### STATED GOAL
Below is a set of records; print all of them exactly as written.

━━━━━━

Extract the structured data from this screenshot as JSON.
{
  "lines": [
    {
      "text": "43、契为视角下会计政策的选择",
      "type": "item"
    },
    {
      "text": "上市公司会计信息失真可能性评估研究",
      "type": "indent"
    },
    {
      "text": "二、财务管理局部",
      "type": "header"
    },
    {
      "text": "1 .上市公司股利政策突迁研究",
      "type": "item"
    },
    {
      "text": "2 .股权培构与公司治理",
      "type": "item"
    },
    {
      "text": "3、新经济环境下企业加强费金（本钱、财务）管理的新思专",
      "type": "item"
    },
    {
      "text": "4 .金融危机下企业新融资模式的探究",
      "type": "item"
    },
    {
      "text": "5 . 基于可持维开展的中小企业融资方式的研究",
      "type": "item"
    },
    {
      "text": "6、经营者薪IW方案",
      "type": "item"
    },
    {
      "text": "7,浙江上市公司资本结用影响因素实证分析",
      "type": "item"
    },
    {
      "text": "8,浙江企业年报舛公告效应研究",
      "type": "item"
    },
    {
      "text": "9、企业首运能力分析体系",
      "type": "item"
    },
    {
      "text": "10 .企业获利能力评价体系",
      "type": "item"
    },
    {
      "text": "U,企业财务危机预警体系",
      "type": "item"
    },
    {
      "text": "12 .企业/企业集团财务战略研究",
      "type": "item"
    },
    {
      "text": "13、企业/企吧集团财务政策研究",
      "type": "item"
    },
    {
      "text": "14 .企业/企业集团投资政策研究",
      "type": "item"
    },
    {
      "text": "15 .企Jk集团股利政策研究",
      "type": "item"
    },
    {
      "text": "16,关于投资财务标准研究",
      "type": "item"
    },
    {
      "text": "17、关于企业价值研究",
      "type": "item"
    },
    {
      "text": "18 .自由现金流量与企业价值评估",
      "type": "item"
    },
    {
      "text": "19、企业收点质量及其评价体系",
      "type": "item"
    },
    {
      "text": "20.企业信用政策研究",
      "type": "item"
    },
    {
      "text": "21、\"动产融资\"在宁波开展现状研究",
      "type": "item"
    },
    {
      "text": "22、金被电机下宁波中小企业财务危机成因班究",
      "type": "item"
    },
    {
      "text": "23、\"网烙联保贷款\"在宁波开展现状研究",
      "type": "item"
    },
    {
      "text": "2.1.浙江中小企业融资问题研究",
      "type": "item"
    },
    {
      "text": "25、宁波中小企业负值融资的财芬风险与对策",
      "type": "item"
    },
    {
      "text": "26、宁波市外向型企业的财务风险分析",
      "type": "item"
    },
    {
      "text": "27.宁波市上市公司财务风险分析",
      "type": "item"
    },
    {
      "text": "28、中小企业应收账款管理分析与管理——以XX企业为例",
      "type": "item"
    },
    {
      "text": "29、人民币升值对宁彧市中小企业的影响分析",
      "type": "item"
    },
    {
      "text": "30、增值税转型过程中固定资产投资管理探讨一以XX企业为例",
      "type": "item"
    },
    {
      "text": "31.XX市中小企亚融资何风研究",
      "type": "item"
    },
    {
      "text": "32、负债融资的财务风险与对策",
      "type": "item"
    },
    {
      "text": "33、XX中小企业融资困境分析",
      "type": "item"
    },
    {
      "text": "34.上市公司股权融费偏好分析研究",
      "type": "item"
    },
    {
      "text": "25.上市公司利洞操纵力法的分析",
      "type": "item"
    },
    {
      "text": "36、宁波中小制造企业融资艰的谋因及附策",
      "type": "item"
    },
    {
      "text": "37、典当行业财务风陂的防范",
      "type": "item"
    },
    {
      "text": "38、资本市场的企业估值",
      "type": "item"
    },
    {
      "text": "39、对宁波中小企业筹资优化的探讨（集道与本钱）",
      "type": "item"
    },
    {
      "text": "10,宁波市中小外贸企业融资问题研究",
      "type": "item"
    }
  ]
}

━━━━━━

### TASK SOLUTION
Extract the structured data from this screenshot as JSON.
{
  "lines": [
    {
      "text": "43、契为视角下会计政策的选择",
      "type": "item"
    },
    {
      "text": "上市公司会计信息失真可能性评估研究",
      "type": "indent"
    },
    {
      "text": "二、财务管理局部",
      "type": "header"
    },
    {
      "text": "1 .上市公司股利政策突迁研究",
      "type": "item"
    },
    {
      "text": "2 .股权培构与公司治理",
      "type": "item"
    },
    {
      "text": "3、新经济环境下企业加强费金（本钱、财务）管理的新思专",
      "type": "item"
    },
    {
      "text": "4 .金融危机下企业新融资模式的探究",
      "type": "item"
    },
    {
      "text": "5 . 基于可持维开展的中小企业融资方式的研究",
      "type": "item"
    },
    {
      "text": "6、经营者薪IW方案",
      "type": "item"
    },
    {
      "text": "7,浙江上市公司资本结用影响因素实证分析",
      "type": "item"
    },
    {
      "text": "8,浙江企业年报舛公告效应研究",
      "type": "item"
    },
    {
      "text": "9、企业首运能力分析体系",
      "type": "item"
    },
    {
      "text": "10 .企业获利能力评价体系",
      "type": "item"
    },
    {
      "text": "U,企业财务危机预警体系",
      "type": "item"
    },
    {
      "text": "12 .企业/企业集团财务战略研究",
      "type": "item"
    },
    {
      "text": "13、企业/企吧集团财务政策研究",
      "type": "item"
    },
    {
      "text": "14 .企业/企业集团投资政策研究",
      "type": "item"
    },
    {
      "text": "15 .企Jk集团股利政策研究",
      "type": "item"
    },
    {
      "text": "16,关于投资财务标准研究",
      "type": "item"
    },
    {
      "text": "17、关于企业价值研究",
      "type": "item"
    },
    {
      "text": "18 .自由现金流量与企业价值评估",
      "type": "item"
    },
    {
      "text": "19、企业收点质量及其评价体系",
      "type": "item"
    },
    {
      "text": "20.企业信用政策研究",
      "type": "item"
    },
    {
      "text": "21、\"动产融资\"在宁波开展现状研究",
      "type": "item"
    },
    {
      "text": "22、金被电机下宁波中小企业财务危机成因班究",
      "type": "item"
    },
    {
      "text": "23、\"网烙联保贷款\"在宁波开展现状研究",
      "type": "item"
    },
    {
      "text": "2.1.浙江中小企业融资问题研究",
      "type": "item"
    },
    {
      "text": "25、宁波中小企业负值融资的财芬风险与对策",
      "type": "item"
    },
    {
      "text": "26、宁波市外向型企业的财务风险分析",
      "type": "item"
    },
    {
      "text": "27.宁波市上市公司财务风险分析",
      "type": "item"
    },
    {
      "text": "28、中小企业应收账款管理分析与管理——以XX企业为例",
      "type": "item"
    },
    {
      "text": "29、人民币升值对宁彧市中小企业的影响分析",
      "type": "item"
    },
    {
      "text": "30、增值税转型过程中固定资产投资管理探讨一以XX企业为例",
      "type": "item"
    },
    {
      "text": "31.XX市中小企亚融资何风研究",
      "type": "item"
    },
    {
      "text": "32、负债融资的财务风险与对策",
      "type": "item"
    },
    {
      "text": "33、XX中小企业融资困境分析",
      "type": "item"
    },
    {
      "text": "34.上市公司股权融费偏好分析研究",
      "type": "item"
    },
    {
      "text": "25.上市公司利洞操纵力法的分析",
      "type": "item"
    },
    {
      "text": "36、宁波中小制造企业融资艰的谋因及附策",
      "type": "item"
    },
    {
      "text": "37、典当行业财务风陂的防范",
      "type": "item"
    },
    {
      "text": "38、资本市场的企业估值",
      "type": "item"
    },
    {
      "text": "39、对宁波中小企业筹资优化的探讨（集道与本钱）",
      "type": "item"
    },
    {
      "text": "10,宁波市中小外贸企业融资问题研究",
      "type": "item"
    }
  ]
}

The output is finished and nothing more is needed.